== TASK DETAILS ==
Pull every line holding the string "Vektorli" from the records below.

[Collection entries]
═══

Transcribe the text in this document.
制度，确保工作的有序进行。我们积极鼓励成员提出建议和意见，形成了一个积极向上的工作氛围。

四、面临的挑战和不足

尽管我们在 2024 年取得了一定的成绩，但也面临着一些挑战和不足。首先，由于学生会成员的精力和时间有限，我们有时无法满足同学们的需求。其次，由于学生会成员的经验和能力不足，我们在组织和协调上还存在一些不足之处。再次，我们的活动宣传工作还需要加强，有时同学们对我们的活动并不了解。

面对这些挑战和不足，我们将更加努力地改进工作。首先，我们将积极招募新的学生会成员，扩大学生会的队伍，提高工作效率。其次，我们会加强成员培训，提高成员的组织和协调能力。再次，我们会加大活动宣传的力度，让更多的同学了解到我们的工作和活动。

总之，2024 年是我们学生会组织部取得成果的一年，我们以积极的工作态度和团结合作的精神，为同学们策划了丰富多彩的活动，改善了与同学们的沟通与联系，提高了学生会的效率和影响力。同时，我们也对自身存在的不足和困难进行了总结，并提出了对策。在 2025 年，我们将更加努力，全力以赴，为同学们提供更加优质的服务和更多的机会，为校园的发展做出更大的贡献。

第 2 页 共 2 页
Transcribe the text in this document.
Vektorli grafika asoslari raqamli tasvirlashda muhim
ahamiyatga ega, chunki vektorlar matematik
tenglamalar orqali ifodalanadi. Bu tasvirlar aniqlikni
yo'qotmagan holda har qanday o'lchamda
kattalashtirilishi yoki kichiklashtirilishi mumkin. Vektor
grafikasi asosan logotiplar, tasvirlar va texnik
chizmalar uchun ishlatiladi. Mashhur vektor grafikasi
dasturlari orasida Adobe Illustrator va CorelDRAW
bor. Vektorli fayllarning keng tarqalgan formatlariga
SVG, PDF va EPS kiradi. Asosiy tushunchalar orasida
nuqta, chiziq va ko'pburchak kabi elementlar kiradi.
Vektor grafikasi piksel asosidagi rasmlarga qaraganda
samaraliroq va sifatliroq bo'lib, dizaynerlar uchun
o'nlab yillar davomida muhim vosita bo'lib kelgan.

═══

== FULL ANSWER ==
Vektorli grafika asoslari raqamli tasvirlashda muhim
bor. Vektorli fayllarning keng tarqalgan formatlariga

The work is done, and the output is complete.